- _REQUIREMENT_:
Read through the records below and copy each line that uses the word "name".
* * * * *
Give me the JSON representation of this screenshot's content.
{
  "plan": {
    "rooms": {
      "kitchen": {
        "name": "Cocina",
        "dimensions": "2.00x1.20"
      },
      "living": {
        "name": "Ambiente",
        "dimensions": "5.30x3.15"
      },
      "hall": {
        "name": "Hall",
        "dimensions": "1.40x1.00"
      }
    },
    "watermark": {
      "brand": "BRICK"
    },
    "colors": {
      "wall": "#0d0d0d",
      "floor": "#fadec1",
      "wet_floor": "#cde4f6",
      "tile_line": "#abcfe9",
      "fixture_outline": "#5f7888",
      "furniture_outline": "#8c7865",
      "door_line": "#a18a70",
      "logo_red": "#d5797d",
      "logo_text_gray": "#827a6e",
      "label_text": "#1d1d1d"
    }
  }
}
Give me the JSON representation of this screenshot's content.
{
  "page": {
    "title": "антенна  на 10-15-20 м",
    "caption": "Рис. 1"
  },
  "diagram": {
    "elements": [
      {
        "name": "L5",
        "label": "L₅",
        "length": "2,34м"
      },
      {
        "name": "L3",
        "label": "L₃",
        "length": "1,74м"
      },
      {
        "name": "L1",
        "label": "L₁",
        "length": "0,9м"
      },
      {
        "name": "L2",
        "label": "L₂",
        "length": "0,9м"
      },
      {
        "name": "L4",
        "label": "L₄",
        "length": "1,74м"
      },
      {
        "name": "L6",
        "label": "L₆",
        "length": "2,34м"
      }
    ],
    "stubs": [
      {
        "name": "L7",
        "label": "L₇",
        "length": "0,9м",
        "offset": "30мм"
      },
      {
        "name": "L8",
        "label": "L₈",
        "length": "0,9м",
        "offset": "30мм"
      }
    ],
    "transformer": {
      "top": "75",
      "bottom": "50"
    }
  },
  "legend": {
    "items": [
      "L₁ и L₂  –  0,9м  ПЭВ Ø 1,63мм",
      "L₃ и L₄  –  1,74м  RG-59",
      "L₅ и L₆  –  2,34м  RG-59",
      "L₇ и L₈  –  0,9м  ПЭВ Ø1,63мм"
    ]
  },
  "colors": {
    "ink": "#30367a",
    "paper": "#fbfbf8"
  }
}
* * * * *
- _OUTPUT OF THE EXERCISE_:
        "name": "Cocina",
        "name": "Ambiente",
        "name": "Hall",
        "name": "L5",
        "name": "L3",
        "name": "L1",
        "name": "L2",
        "name": "L4",
        "name": "L6",
        "name": "L7",
        "name": "L8",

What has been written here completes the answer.